Leave out any picture and return the remaining listing below exactly as given.

Record list:
____
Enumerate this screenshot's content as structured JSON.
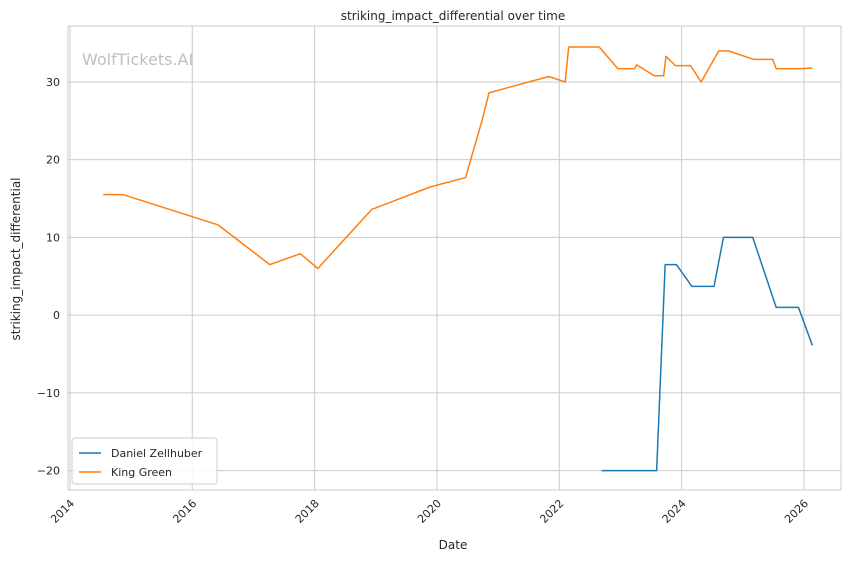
{
  "watermark": "WolfTickets.AI",
  "chart_data": {
    "type": "line",
    "title": "striking_impact_differential over time",
    "xlabel": "Date",
    "ylabel": "striking_impact_differential",
    "x_axis": "date",
    "xlim": [
      "2013-12-20",
      "2026-08-10"
    ],
    "ylim": [
      -22.5,
      37.2
    ],
    "x_ticks": [
      "2014",
      "2016",
      "2018",
      "2020",
      "2022",
      "2024",
      "2026"
    ],
    "y_ticks": [
      -20,
      -10,
      0,
      10,
      20,
      30
    ],
    "grid": true,
    "legend": "lower-left",
    "series": [
      {
        "name": "Daniel Zellhuber",
        "color": "#1f77b4",
        "points": [
          [
            "2022-09-10",
            -20.0
          ],
          [
            "2023-08-05",
            -20.0
          ],
          [
            "2023-09-25",
            6.5
          ],
          [
            "2023-12-01",
            6.5
          ],
          [
            "2024-03-02",
            3.7
          ],
          [
            "2024-07-13",
            3.7
          ],
          [
            "2024-09-07",
            10.0
          ],
          [
            "2025-03-01",
            10.0
          ],
          [
            "2025-07-19",
            1.0
          ],
          [
            "2025-11-29",
            1.0
          ],
          [
            "2026-02-20",
            -3.9
          ]
        ]
      },
      {
        "name": "King Green",
        "color": "#ff7f0e",
        "points": [
          [
            "2014-07-19",
            15.5
          ],
          [
            "2014-11-15",
            15.5
          ],
          [
            "2016-06-04",
            11.6
          ],
          [
            "2017-04-08",
            6.5
          ],
          [
            "2017-10-07",
            7.9
          ],
          [
            "2018-01-20",
            6.0
          ],
          [
            "2018-12-08",
            13.6
          ],
          [
            "2019-11-23",
            16.5
          ],
          [
            "2020-06-20",
            17.7
          ],
          [
            "2020-09-26",
            25.0
          ],
          [
            "2020-11-07",
            28.6
          ],
          [
            "2021-10-30",
            30.7
          ],
          [
            "2022-02-05",
            30.0
          ],
          [
            "2022-02-26",
            34.5
          ],
          [
            "2022-08-27",
            34.5
          ],
          [
            "2022-12-17",
            31.7
          ],
          [
            "2023-03-25",
            31.7
          ],
          [
            "2023-04-08",
            32.2
          ],
          [
            "2023-07-22",
            30.8
          ],
          [
            "2023-09-16",
            30.8
          ],
          [
            "2023-09-30",
            33.3
          ],
          [
            "2023-11-25",
            32.1
          ],
          [
            "2024-02-24",
            32.1
          ],
          [
            "2024-04-27",
            30.0
          ],
          [
            "2024-08-10",
            34.0
          ],
          [
            "2024-10-05",
            34.0
          ],
          [
            "2025-03-08",
            32.9
          ],
          [
            "2025-06-28",
            32.9
          ],
          [
            "2025-07-19",
            31.7
          ],
          [
            "2025-12-06",
            31.7
          ],
          [
            "2026-02-21",
            31.8
          ]
        ]
      }
    ]
  }
}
____
Exercise solution:
Enumerate this screenshot's content as structured JSON.
{
  "watermark": "WolfTickets.AI",
  "chart_data": {
    "type": "line",
    "title": "striking_impact_differential over time",
    "xlabel": "Date",
    "ylabel": "striking_impact_differential",
    "x_axis": "date",
    "xlim": [
      "2013-12-20",
      "2026-08-10"
    ],
    "ylim": [
      -22.5,
      37.2
    ],
    "x_ticks": [
      "2014",
      "2016",
      "2018",
      "2020",
      "2022",
      "2024",
      "2026"
    ],
    "y_ticks": [
      -20,
      -10,
      0,
      10,
      20,
      30
    ],
    "grid": true,
    "legend": "lower-left",
    "series": [
      {
        "name": "Daniel Zellhuber",
        "color": "#1f77b4",
        "points": [
          [
            "2022-09-10",
            -20.0
          ],
          [
            "2023-08-05",
            -20.0
          ],
          [
            "2023-09-25",
            6.5
          ],
          [
            "2023-12-01",
            6.5
          ],
          [
            "2024-03-02",
            3.7
          ],
          [
            "2024-07-13",
            3.7
          ],
          [
            "2024-09-07",
            10.0
          ],
          [
            "2025-03-01",
            10.0
          ],
          [
            "2025-07-19",
            1.0
          ],
          [
            "2025-11-29",
            1.0
          ],
          [
            "2026-02-20",
            -3.9
          ]
        ]
      },
      {
        "name": "King Green",
        "color": "#ff7f0e",
        "points": [
          [
            "2014-07-19",
            15.5
          ],
          [
            "2014-11-15",
            15.5
          ],
          [
            "2016-06-04",
            11.6
          ],
          [
            "2017-04-08",
            6.5
          ],
          [
            "2017-10-07",
            7.9
          ],
          [
            "2018-01-20",
            6.0
          ],
          [
            "2018-12-08",
            13.6
          ],
          [
            "2019-11-23",
            16.5
          ],
          [
            "2020-06-20",
            17.7
          ],
          [
            "2020-09-26",
            25.0
          ],
          [
            "2020-11-07",
            28.6
          ],
          [
            "2021-10-30",
            30.7
          ],
          [
            "2022-02-05",
            30.0
          ],
          [
            "2022-02-26",
            34.5
          ],
          [
            "2022-08-27",
            34.5
          ],
          [
            "2022-12-17",
            31.7
          ],
          [
            "2023-03-25",
            31.7
          ],
          [
            "2023-04-08",
            32.2
          ],
          [
            "2023-07-22",
            30.8
          ],
          [
            "2023-09-16",
            30.8
          ],
          [
            "2023-09-30",
            33.3
          ],
          [
            "2023-11-25",
            32.1
          ],
          [
            "2024-02-24",
            32.1
          ],
          [
            "2024-04-27",
            30.0
          ],
          [
            "2024-08-10",
            34.0
          ],
          [
            "2024-10-05",
            34.0
          ],
          [
            "2025-03-08",
            32.9
          ],
          [
            "2025-06-28",
            32.9
          ],
          [
            "2025-07-19",
            31.7
          ],
          [
            "2025-12-06",
            31.7
          ],
          [
            "2026-02-21",
            31.8
          ]
        ]
      }
    ]
  }
}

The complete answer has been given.